▼

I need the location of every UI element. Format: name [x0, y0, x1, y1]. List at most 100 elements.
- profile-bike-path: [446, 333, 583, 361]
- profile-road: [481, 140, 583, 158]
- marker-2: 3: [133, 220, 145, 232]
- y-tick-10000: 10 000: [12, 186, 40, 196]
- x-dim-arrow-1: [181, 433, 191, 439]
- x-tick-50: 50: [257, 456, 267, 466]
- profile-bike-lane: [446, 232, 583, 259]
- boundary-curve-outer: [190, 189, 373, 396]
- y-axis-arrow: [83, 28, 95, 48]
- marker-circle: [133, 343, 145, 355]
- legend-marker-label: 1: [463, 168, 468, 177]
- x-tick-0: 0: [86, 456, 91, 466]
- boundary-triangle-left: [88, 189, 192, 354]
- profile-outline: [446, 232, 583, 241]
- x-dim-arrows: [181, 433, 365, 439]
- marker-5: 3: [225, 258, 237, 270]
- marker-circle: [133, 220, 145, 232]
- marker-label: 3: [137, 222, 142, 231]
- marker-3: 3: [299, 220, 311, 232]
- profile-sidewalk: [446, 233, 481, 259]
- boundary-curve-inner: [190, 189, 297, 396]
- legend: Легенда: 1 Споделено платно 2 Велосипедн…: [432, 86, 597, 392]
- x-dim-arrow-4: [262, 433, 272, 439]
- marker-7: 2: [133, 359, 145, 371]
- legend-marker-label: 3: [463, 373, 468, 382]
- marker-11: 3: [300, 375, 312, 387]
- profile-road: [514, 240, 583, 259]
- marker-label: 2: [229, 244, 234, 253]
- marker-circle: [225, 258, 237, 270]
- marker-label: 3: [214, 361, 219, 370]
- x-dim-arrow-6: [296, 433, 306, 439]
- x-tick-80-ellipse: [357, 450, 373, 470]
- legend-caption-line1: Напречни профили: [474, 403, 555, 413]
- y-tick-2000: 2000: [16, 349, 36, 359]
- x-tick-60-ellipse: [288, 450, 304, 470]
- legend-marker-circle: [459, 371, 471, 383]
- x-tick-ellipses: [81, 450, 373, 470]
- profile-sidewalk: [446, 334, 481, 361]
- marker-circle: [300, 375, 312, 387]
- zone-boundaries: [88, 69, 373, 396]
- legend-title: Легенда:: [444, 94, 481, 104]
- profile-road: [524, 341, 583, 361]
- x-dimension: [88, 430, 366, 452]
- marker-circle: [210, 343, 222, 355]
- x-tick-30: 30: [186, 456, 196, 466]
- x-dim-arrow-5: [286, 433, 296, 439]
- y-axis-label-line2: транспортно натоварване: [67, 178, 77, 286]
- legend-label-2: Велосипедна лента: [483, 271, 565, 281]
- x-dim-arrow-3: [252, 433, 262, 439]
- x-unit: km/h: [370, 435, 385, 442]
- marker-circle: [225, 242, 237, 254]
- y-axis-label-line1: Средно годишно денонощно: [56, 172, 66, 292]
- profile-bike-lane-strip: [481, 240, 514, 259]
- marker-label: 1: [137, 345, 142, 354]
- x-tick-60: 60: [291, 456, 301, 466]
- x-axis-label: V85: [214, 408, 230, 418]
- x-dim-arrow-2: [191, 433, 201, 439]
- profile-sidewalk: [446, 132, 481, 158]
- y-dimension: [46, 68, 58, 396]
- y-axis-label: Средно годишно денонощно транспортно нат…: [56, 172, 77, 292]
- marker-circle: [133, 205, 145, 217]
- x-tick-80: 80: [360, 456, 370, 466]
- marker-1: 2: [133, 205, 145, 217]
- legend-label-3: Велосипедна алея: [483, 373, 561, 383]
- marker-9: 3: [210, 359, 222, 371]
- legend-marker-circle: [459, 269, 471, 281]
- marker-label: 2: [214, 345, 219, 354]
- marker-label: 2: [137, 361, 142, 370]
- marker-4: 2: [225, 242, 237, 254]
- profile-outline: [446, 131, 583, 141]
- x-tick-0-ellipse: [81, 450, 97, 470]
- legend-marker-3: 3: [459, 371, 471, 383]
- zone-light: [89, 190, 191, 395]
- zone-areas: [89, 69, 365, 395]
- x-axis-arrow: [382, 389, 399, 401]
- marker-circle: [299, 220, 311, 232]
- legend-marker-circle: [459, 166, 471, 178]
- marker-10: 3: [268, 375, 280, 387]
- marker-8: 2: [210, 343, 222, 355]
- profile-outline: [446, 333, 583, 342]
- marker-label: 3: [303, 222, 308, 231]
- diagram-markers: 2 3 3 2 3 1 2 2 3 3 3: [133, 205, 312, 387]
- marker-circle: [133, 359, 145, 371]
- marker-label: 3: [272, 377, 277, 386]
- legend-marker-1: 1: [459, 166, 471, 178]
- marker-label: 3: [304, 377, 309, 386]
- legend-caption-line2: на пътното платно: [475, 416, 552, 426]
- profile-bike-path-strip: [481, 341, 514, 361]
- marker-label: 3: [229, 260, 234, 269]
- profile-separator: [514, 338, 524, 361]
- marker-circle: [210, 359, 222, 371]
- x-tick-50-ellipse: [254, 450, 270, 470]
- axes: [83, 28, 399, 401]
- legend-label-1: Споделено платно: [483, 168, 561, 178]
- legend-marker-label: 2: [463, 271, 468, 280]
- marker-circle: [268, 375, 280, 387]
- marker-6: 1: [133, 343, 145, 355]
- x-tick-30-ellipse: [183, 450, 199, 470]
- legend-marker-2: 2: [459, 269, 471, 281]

▲

» GIVEN EXERCISE
Can you rewrite the records from their start, stopping after the line that has "- x-dim-arrow-1: [181, 433, 191, 439]", with "profile-road" changed to "profile-street" and nothing else altered?

» RESULT FOR THIS EXERCISE
I need the location of every UI element. Format: name [x0, y0, x1, y1]. List at most 100 elements.
- profile-bike-path: [446, 333, 583, 361]
- profile-street: [481, 140, 583, 158]
- marker-2: 3: [133, 220, 145, 232]
- y-tick-10000: 10 000: [12, 186, 40, 196]
- x-dim-arrow-1: [181, 433, 191, 439]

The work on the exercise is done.